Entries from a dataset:
______
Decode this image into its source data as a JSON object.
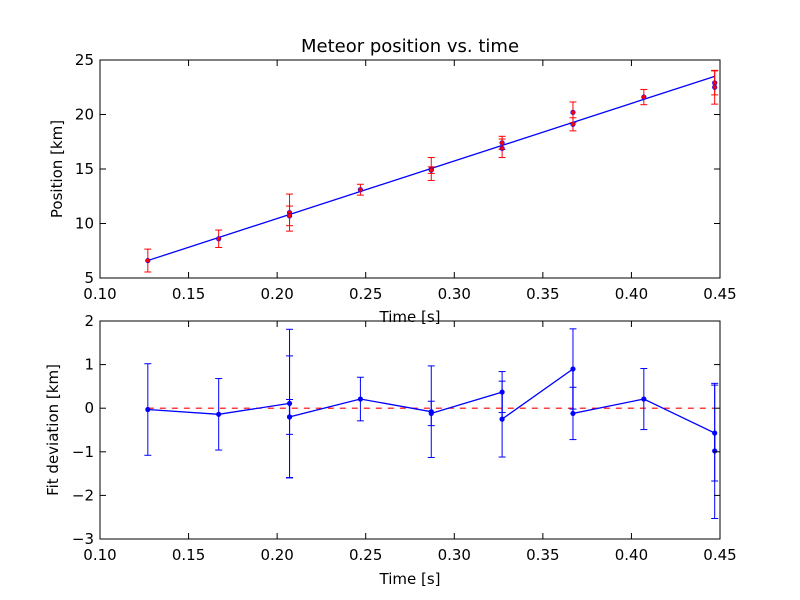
{
  "chart_data": [
    {
      "type": "scatter",
      "title": "Meteor position vs. time",
      "xlabel": "Time [s]",
      "ylabel": "Position [km]",
      "xlim": [
        0.1,
        0.45
      ],
      "ylim": [
        5,
        25
      ],
      "xticks": [
        "0.10",
        "0.15",
        "0.20",
        "0.25",
        "0.30",
        "0.35",
        "0.40",
        "0.45"
      ],
      "yticks": [
        "5",
        "10",
        "15",
        "20",
        "25"
      ],
      "colors": {
        "points": "#ff0000",
        "errorbars": "#ff0000",
        "fit_line": "#0000ff"
      },
      "points": [
        {
          "x": 0.127,
          "y": 6.6,
          "err": 1.05
        },
        {
          "x": 0.167,
          "y": 8.6,
          "err": 0.8
        },
        {
          "x": 0.207,
          "y": 11.0,
          "err": 1.7
        },
        {
          "x": 0.207,
          "y": 10.7,
          "err": 0.9
        },
        {
          "x": 0.247,
          "y": 13.1,
          "err": 0.5
        },
        {
          "x": 0.287,
          "y": 15.0,
          "err": 1.05
        },
        {
          "x": 0.287,
          "y": 14.9,
          "err": 0.3
        },
        {
          "x": 0.327,
          "y": 17.4,
          "err": 0.6
        },
        {
          "x": 0.327,
          "y": 16.9,
          "err": 0.85
        },
        {
          "x": 0.367,
          "y": 20.2,
          "err": 0.95
        },
        {
          "x": 0.367,
          "y": 19.1,
          "err": 0.6
        },
        {
          "x": 0.407,
          "y": 21.6,
          "err": 0.7
        },
        {
          "x": 0.447,
          "y": 22.9,
          "err": 1.1
        },
        {
          "x": 0.447,
          "y": 22.5,
          "err": 1.55
        }
      ],
      "fit_line": {
        "x": [
          0.127,
          0.447
        ],
        "y": [
          6.6,
          23.5
        ]
      }
    },
    {
      "type": "line",
      "xlabel": "Time [s]",
      "ylabel": "Fit deviation [km]",
      "xlim": [
        0.1,
        0.45
      ],
      "ylim": [
        -3,
        2
      ],
      "xticks": [
        "0.10",
        "0.15",
        "0.20",
        "0.25",
        "0.30",
        "0.35",
        "0.40",
        "0.45"
      ],
      "yticks": [
        "−3",
        "−2",
        "−1",
        "0",
        "1",
        "2"
      ],
      "ytick_values": [
        -3,
        -2,
        -1,
        0,
        1,
        2
      ],
      "colors": {
        "series": "#0000ff",
        "zero_line": "#ff0000"
      },
      "zero_line": 0,
      "points": [
        {
          "x": 0.127,
          "y": -0.03,
          "err": 1.05
        },
        {
          "x": 0.167,
          "y": -0.14,
          "err": 0.82
        },
        {
          "x": 0.207,
          "y": 0.11,
          "err": 1.7
        },
        {
          "x": 0.207,
          "y": -0.2,
          "err": 0.4
        },
        {
          "x": 0.207,
          "y": -0.2,
          "err": 1.4
        },
        {
          "x": 0.247,
          "y": 0.21,
          "err": 0.5
        },
        {
          "x": 0.287,
          "y": -0.08,
          "err": 1.05
        },
        {
          "x": 0.287,
          "y": -0.12,
          "err": 0.28
        },
        {
          "x": 0.327,
          "y": 0.37,
          "err": 0.47
        },
        {
          "x": 0.327,
          "y": -0.25,
          "err": 0.87
        },
        {
          "x": 0.367,
          "y": 0.9,
          "err": 0.92
        },
        {
          "x": 0.367,
          "y": -0.12,
          "err": 0.6
        },
        {
          "x": 0.407,
          "y": 0.21,
          "err": 0.7
        },
        {
          "x": 0.447,
          "y": -0.57,
          "err": 1.1
        },
        {
          "x": 0.447,
          "y": -0.98,
          "err": 1.55
        }
      ]
    }
  ]
}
______
Exercise directions:
Quote the records above in full, dropping each picture.

Finished exercise:
Decode this image into its source data as a JSON object.
{
  "chart_data": [
    {
      "type": "scatter",
      "title": "Meteor position vs. time",
      "xlabel": "Time [s]",
      "ylabel": "Position [km]",
      "xlim": [
        0.1,
        0.45
      ],
      "ylim": [
        5,
        25
      ],
      "xticks": [
        "0.10",
        "0.15",
        "0.20",
        "0.25",
        "0.30",
        "0.35",
        "0.40",
        "0.45"
      ],
      "yticks": [
        "5",
        "10",
        "15",
        "20",
        "25"
      ],
      "colors": {
        "points": "#ff0000",
        "errorbars": "#ff0000",
        "fit_line": "#0000ff"
      },
      "points": [
        {
          "x": 0.127,
          "y": 6.6,
          "err": 1.05
        },
        {
          "x": 0.167,
          "y": 8.6,
          "err": 0.8
        },
        {
          "x": 0.207,
          "y": 11.0,
          "err": 1.7
        },
        {
          "x": 0.207,
          "y": 10.7,
          "err": 0.9
        },
        {
          "x": 0.247,
          "y": 13.1,
          "err": 0.5
        },
        {
          "x": 0.287,
          "y": 15.0,
          "err": 1.05
        },
        {
          "x": 0.287,
          "y": 14.9,
          "err": 0.3
        },
        {
          "x": 0.327,
          "y": 17.4,
          "err": 0.6
        },
        {
          "x": 0.327,
          "y": 16.9,
          "err": 0.85
        },
        {
          "x": 0.367,
          "y": 20.2,
          "err": 0.95
        },
        {
          "x": 0.367,
          "y": 19.1,
          "err": 0.6
        },
        {
          "x": 0.407,
          "y": 21.6,
          "err": 0.7
        },
        {
          "x": 0.447,
          "y": 22.9,
          "err": 1.1
        },
        {
          "x": 0.447,
          "y": 22.5,
          "err": 1.55
        }
      ],
      "fit_line": {
        "x": [
          0.127,
          0.447
        ],
        "y": [
          6.6,
          23.5
        ]
      }
    },
    {
      "type": "line",
      "xlabel": "Time [s]",
      "ylabel": "Fit deviation [km]",
      "xlim": [
        0.1,
        0.45
      ],
      "ylim": [
        -3,
        2
      ],
      "xticks": [
        "0.10",
        "0.15",
        "0.20",
        "0.25",
        "0.30",
        "0.35",
        "0.40",
        "0.45"
      ],
      "yticks": [
        "−3",
        "−2",
        "−1",
        "0",
        "1",
        "2"
      ],
      "ytick_values": [
        -3,
        -2,
        -1,
        0,
        1,
        2
      ],
      "colors": {
        "series": "#0000ff",
        "zero_line": "#ff0000"
      },
      "zero_line": 0,
      "points": [
        {
          "x": 0.127,
          "y": -0.03,
          "err": 1.05
        },
        {
          "x": 0.167,
          "y": -0.14,
          "err": 0.82
        },
        {
          "x": 0.207,
          "y": 0.11,
          "err": 1.7
        },
        {
          "x": 0.207,
          "y": -0.2,
          "err": 0.4
        },
        {
          "x": 0.207,
          "y": -0.2,
          "err": 1.4
        },
        {
          "x": 0.247,
          "y": 0.21,
          "err": 0.5
        },
        {
          "x": 0.287,
          "y": -0.08,
          "err": 1.05
        },
        {
          "x": 0.287,
          "y": -0.12,
          "err": 0.28
        },
        {
          "x": 0.327,
          "y": 0.37,
          "err": 0.47
        },
        {
          "x": 0.327,
          "y": -0.25,
          "err": 0.87
        },
        {
          "x": 0.367,
          "y": 0.9,
          "err": 0.92
        },
        {
          "x": 0.367,
          "y": -0.12,
          "err": 0.6
        },
        {
          "x": 0.407,
          "y": 0.21,
          "err": 0.7
        },
        {
          "x": 0.447,
          "y": -0.57,
          "err": 1.1
        },
        {
          "x": 0.447,
          "y": -0.98,
          "err": 1.55
        }
      ]
    }
  ]
}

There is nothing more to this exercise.